WHAT YOU NEED TO DO: Search the data for the word "name" and copy every line that contains it.

DATASET ROWS:
>> begin
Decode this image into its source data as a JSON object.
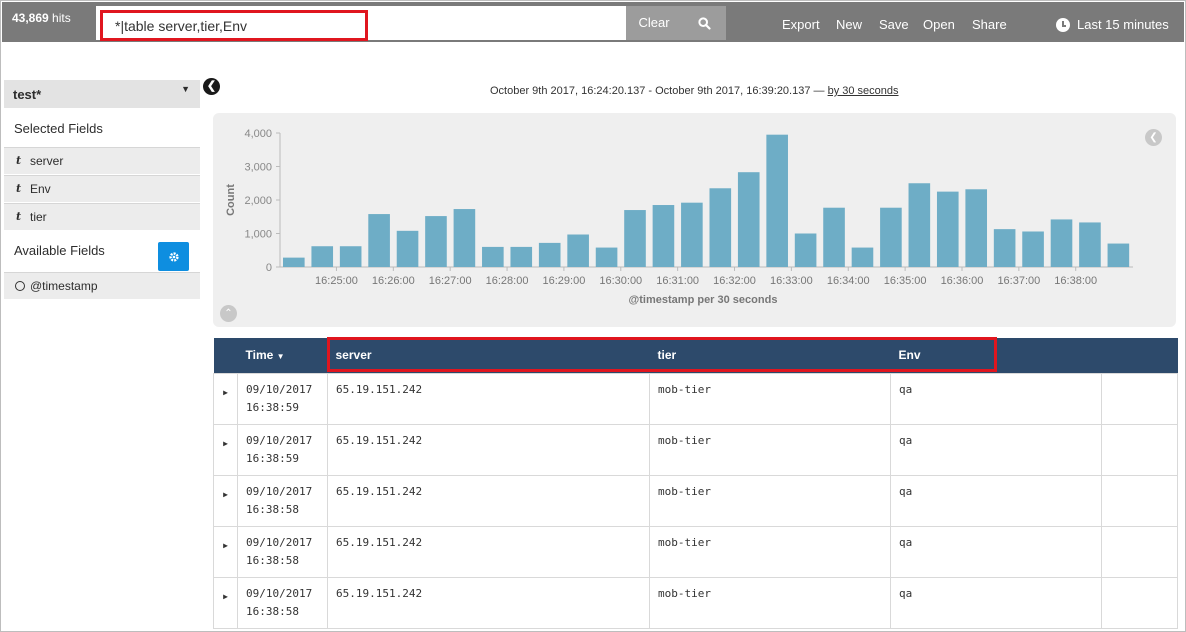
{
  "topbar": {
    "hits_count": "43,869",
    "hits_label": " hits",
    "query_value": "*|table server,tier,Env",
    "clear_label": "Clear",
    "nav": [
      "Export",
      "New",
      "Save",
      "Open",
      "Share"
    ],
    "time_label": "Last 15 minutes"
  },
  "sidebar": {
    "index_pattern": "test*",
    "selected_title": "Selected Fields",
    "selected_fields": [
      {
        "type": "t",
        "name": "server"
      },
      {
        "type": "t",
        "name": "Env"
      },
      {
        "type": "t",
        "name": "tier"
      }
    ],
    "available_title": "Available Fields",
    "available_fields": [
      {
        "type": "clock",
        "name": "@timestamp"
      }
    ]
  },
  "range": {
    "text": "October 9th 2017, 16:24:20.137 - October 9th 2017, 16:39:20.137 — ",
    "interval": "by 30 seconds"
  },
  "chart_data": {
    "type": "bar",
    "ylabel": "Count",
    "xlabel": "@timestamp per 30 seconds",
    "ylim": [
      0,
      4000
    ],
    "yticks": [
      "0",
      "1,000",
      "2,000",
      "3,000",
      "4,000"
    ],
    "xticks": [
      "16:25:00",
      "16:26:00",
      "16:27:00",
      "16:28:00",
      "16:29:00",
      "16:30:00",
      "16:31:00",
      "16:32:00",
      "16:33:00",
      "16:34:00",
      "16:35:00",
      "16:36:00",
      "16:37:00",
      "16:38:00"
    ],
    "values": [
      280,
      620,
      620,
      1580,
      1080,
      1520,
      1730,
      600,
      600,
      720,
      970,
      580,
      1700,
      1850,
      1920,
      2350,
      2830,
      3950,
      1000,
      1770,
      580,
      1770,
      2500,
      2250,
      2320,
      1130,
      1060,
      1420,
      1330,
      700
    ],
    "bar_color": "#6eadc6"
  },
  "table": {
    "columns": [
      "Time",
      "server",
      "tier",
      "Env"
    ],
    "rows": [
      {
        "date": "09/10/2017",
        "time": "16:38:59",
        "server": "65.19.151.242",
        "tier": "mob-tier",
        "env": "qa"
      },
      {
        "date": "09/10/2017",
        "time": "16:38:59",
        "server": "65.19.151.242",
        "tier": "mob-tier",
        "env": "qa"
      },
      {
        "date": "09/10/2017",
        "time": "16:38:58",
        "server": "65.19.151.242",
        "tier": "mob-tier",
        "env": "qa"
      },
      {
        "date": "09/10/2017",
        "time": "16:38:58",
        "server": "65.19.151.242",
        "tier": "mob-tier",
        "env": "qa"
      },
      {
        "date": "09/10/2017",
        "time": "16:38:58",
        "server": "65.19.151.242",
        "tier": "mob-tier",
        "env": "qa"
      }
    ]
  },
  "colors": {
    "header_bg": "#2d4a6b",
    "highlight": "#e0161f",
    "topbar_bg": "#7a7a7a"
  }
}
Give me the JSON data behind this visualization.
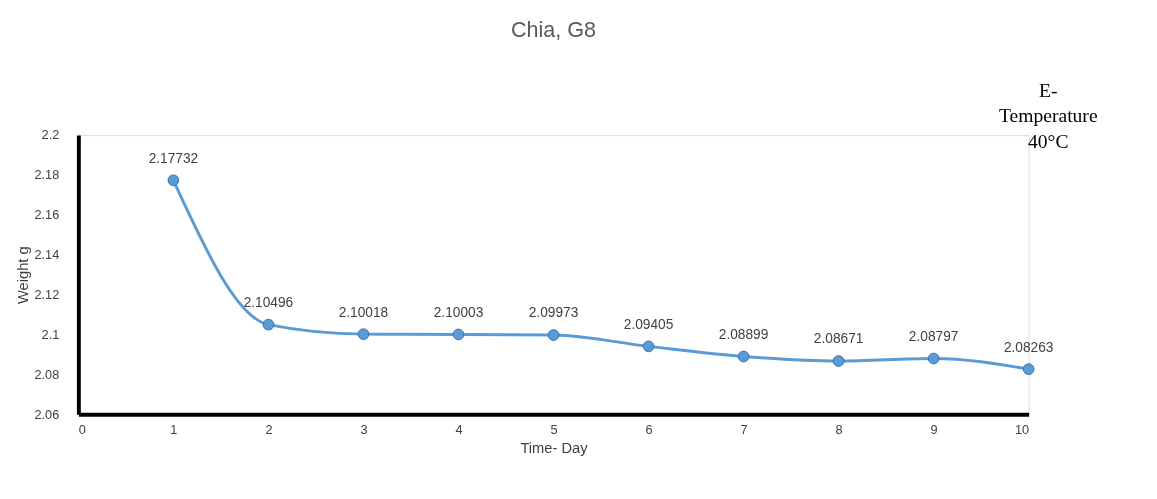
{
  "chart_data": {
    "type": "line",
    "title": "Chia, G8",
    "xlabel": "Time- Day",
    "ylabel": "Weight g",
    "x": [
      1,
      2,
      3,
      4,
      5,
      6,
      7,
      8,
      9,
      10
    ],
    "series": [
      {
        "color": "#5b9bd5",
        "values": [
          2.17732,
          2.10496,
          2.10018,
          2.10003,
          2.09973,
          2.09405,
          2.08899,
          2.08671,
          2.08797,
          2.08263
        ]
      }
    ],
    "xlim": [
      0,
      10
    ],
    "xticks": [
      0,
      1,
      2,
      3,
      4,
      5,
      6,
      7,
      8,
      9,
      10
    ],
    "ylim": [
      2.06,
      2.2
    ],
    "yticks": [
      2.06,
      2.08,
      2.1,
      2.12,
      2.14,
      2.16,
      2.18,
      2.2
    ],
    "data_labels": true,
    "marker": "circle",
    "line_style": "solid",
    "grid": false,
    "annotations": [
      "E-\nTemperature\n40°C"
    ]
  }
}
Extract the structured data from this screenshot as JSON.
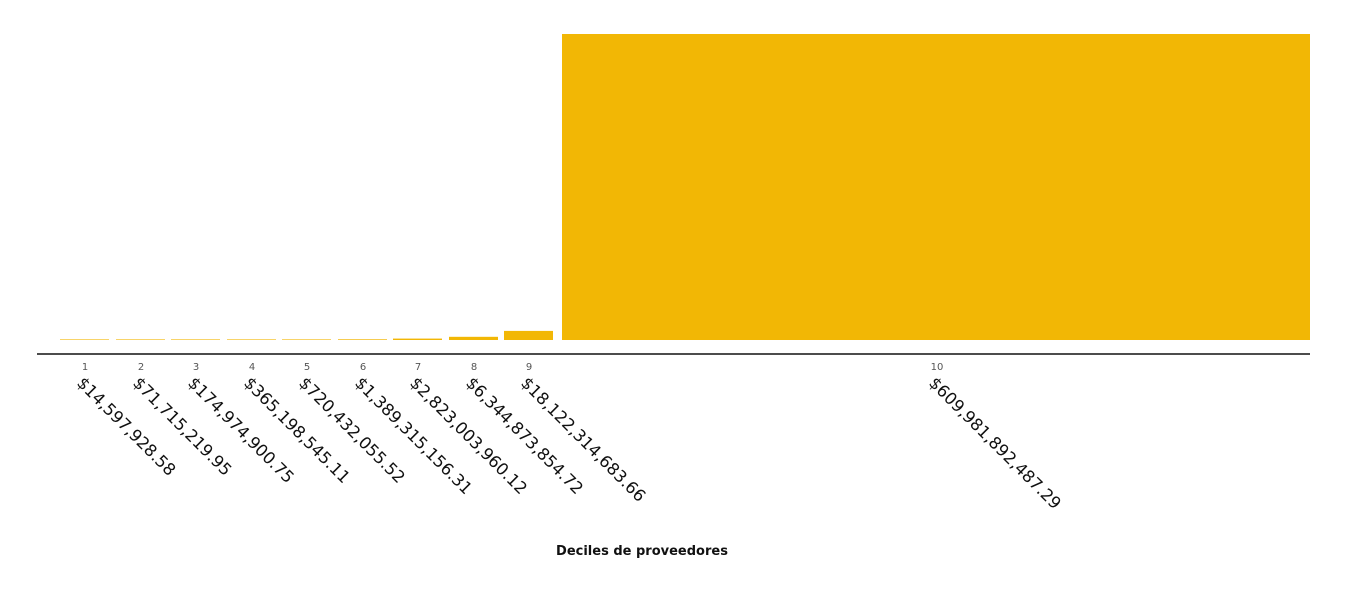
>> end
SOLUTION TO THIS PROBLEM:
        "name": "server"
        "name": "Env"
        "name": "tier"
        "name": "@timestamp"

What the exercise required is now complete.